■ SET EXERCISE ■
Will you give every entry again exactly as it stands?

+===+

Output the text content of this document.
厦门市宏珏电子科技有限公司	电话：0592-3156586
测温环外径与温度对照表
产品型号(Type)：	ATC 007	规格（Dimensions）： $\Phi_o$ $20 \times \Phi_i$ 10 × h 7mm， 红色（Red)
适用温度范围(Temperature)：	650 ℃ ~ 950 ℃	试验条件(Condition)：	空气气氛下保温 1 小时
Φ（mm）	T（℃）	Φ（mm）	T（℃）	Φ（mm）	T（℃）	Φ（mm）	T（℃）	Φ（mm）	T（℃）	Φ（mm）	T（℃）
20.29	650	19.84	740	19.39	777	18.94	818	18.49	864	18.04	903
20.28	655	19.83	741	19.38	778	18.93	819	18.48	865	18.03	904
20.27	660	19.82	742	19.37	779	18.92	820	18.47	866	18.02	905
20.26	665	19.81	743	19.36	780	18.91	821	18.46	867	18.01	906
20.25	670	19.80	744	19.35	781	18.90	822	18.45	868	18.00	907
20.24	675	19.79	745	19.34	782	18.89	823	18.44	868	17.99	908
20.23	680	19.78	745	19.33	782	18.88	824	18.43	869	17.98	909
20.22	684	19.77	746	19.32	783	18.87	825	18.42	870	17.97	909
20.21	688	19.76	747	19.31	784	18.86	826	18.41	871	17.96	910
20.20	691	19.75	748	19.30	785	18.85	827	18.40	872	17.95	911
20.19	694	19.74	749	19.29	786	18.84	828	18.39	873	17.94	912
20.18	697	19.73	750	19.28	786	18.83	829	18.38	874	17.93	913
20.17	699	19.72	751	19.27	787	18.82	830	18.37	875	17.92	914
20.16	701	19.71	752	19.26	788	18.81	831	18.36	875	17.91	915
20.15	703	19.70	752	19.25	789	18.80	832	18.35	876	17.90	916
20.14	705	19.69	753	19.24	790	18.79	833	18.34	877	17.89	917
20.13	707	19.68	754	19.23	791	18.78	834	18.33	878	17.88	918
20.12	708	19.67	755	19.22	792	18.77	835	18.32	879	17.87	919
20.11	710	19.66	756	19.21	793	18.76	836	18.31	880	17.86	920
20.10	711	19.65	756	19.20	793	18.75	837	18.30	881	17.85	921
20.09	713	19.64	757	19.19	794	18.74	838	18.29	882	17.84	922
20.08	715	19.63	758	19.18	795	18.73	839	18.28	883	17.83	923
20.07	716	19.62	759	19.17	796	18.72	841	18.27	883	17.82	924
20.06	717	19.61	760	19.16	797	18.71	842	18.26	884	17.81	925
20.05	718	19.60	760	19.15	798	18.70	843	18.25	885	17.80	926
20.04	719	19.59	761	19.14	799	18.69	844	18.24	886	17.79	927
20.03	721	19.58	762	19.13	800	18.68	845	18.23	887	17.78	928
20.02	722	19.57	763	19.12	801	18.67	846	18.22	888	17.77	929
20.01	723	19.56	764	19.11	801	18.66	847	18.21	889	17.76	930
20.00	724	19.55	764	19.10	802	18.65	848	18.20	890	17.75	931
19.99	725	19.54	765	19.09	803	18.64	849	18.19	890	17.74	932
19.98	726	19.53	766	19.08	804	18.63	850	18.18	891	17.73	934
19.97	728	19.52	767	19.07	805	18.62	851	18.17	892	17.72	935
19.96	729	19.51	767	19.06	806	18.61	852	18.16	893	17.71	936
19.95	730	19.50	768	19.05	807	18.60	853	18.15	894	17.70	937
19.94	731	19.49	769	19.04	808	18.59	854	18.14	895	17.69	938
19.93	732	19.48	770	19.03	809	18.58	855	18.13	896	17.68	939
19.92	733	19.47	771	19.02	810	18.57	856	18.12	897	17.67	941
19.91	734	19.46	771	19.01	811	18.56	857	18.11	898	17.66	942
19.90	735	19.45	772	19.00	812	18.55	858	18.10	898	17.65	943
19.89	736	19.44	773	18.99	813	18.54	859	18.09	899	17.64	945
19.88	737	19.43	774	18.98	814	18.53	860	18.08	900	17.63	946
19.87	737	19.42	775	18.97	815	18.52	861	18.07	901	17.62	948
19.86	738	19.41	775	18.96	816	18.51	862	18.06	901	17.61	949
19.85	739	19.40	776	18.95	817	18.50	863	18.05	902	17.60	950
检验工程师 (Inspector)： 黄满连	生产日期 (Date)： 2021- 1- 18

+===+

■ THE ANSWER ■
Output the text content of this document.
厦门市宏珏电子科技有限公司	电话：0592-3156586
测温环外径与温度对照表
产品型号(Type)：	ATC 007	规格（Dimensions）： $\Phi_o$ $20 \times \Phi_i$ 10 × h 7mm， 红色（Red)
适用温度范围(Temperature)：	650 ℃ ~ 950 ℃	试验条件(Condition)：	空气气氛下保温 1 小时
Φ（mm）	T（℃）	Φ（mm）	T（℃）	Φ（mm）	T（℃）	Φ（mm）	T（℃）	Φ（mm）	T（℃）	Φ（mm）	T（℃）
20.29	650	19.84	740	19.39	777	18.94	818	18.49	864	18.04	903
20.28	655	19.83	741	19.38	778	18.93	819	18.48	865	18.03	904
20.27	660	19.82	742	19.37	779	18.92	820	18.47	866	18.02	905
20.26	665	19.81	743	19.36	780	18.91	821	18.46	867	18.01	906
20.25	670	19.80	744	19.35	781	18.90	822	18.45	868	18.00	907
20.24	675	19.79	745	19.34	782	18.89	823	18.44	868	17.99	908
20.23	680	19.78	745	19.33	782	18.88	824	18.43	869	17.98	909
20.22	684	19.77	746	19.32	783	18.87	825	18.42	870	17.97	909
20.21	688	19.76	747	19.31	784	18.86	826	18.41	871	17.96	910
20.20	691	19.75	748	19.30	785	18.85	827	18.40	872	17.95	911
20.19	694	19.74	749	19.29	786	18.84	828	18.39	873	17.94	912
20.18	697	19.73	750	19.28	786	18.83	829	18.38	874	17.93	913
20.17	699	19.72	751	19.27	787	18.82	830	18.37	875	17.92	914
20.16	701	19.71	752	19.26	788	18.81	831	18.36	875	17.91	915
20.15	703	19.70	752	19.25	789	18.80	832	18.35	876	17.90	916
20.14	705	19.69	753	19.24	790	18.79	833	18.34	877	17.89	917
20.13	707	19.68	754	19.23	791	18.78	834	18.33	878	17.88	918
20.12	708	19.67	755	19.22	792	18.77	835	18.32	879	17.87	919
20.11	710	19.66	756	19.21	793	18.76	836	18.31	880	17.86	920
20.10	711	19.65	756	19.20	793	18.75	837	18.30	881	17.85	921
20.09	713	19.64	757	19.19	794	18.74	838	18.29	882	17.84	922
20.08	715	19.63	758	19.18	795	18.73	839	18.28	883	17.83	923
20.07	716	19.62	759	19.17	796	18.72	841	18.27	883	17.82	924
20.06	717	19.61	760	19.16	797	18.71	842	18.26	884	17.81	925
20.05	718	19.60	760	19.15	798	18.70	843	18.25	885	17.80	926
20.04	719	19.59	761	19.14	799	18.69	844	18.24	886	17.79	927
20.03	721	19.58	762	19.13	800	18.68	845	18.23	887	17.78	928
20.02	722	19.57	763	19.12	801	18.67	846	18.22	888	17.77	929
20.01	723	19.56	764	19.11	801	18.66	847	18.21	889	17.76	930
20.00	724	19.55	764	19.10	802	18.65	848	18.20	890	17.75	931
19.99	725	19.54	765	19.09	803	18.64	849	18.19	890	17.74	932
19.98	726	19.53	766	19.08	804	18.63	850	18.18	891	17.73	934
19.97	728	19.52	767	19.07	805	18.62	851	18.17	892	17.72	935
19.96	729	19.51	767	19.06	806	18.61	852	18.16	893	17.71	936
19.95	730	19.50	768	19.05	807	18.60	853	18.15	894	17.70	937
19.94	731	19.49	769	19.04	808	18.59	854	18.14	895	17.69	938
19.93	732	19.48	770	19.03	809	18.58	855	18.13	896	17.68	939
19.92	733	19.47	771	19.02	810	18.57	856	18.12	897	17.67	941
19.91	734	19.46	771	19.01	811	18.56	857	18.11	898	17.66	942
19.90	735	19.45	772	19.00	812	18.55	858	18.10	898	17.65	943
19.89	736	19.44	773	18.99	813	18.54	859	18.09	899	17.64	945
19.88	737	19.43	774	18.98	814	18.53	860	18.08	900	17.63	946
19.87	737	19.42	775	18.97	815	18.52	861	18.07	901	17.62	948
19.86	738	19.41	775	18.96	816	18.51	862	18.06	901	17.61	949
19.85	739	19.40	776	18.95	817	18.50	863	18.05	902	17.60	950
检验工程师 (Inspector)： 黄满连	生产日期 (Date)： 2021- 1- 18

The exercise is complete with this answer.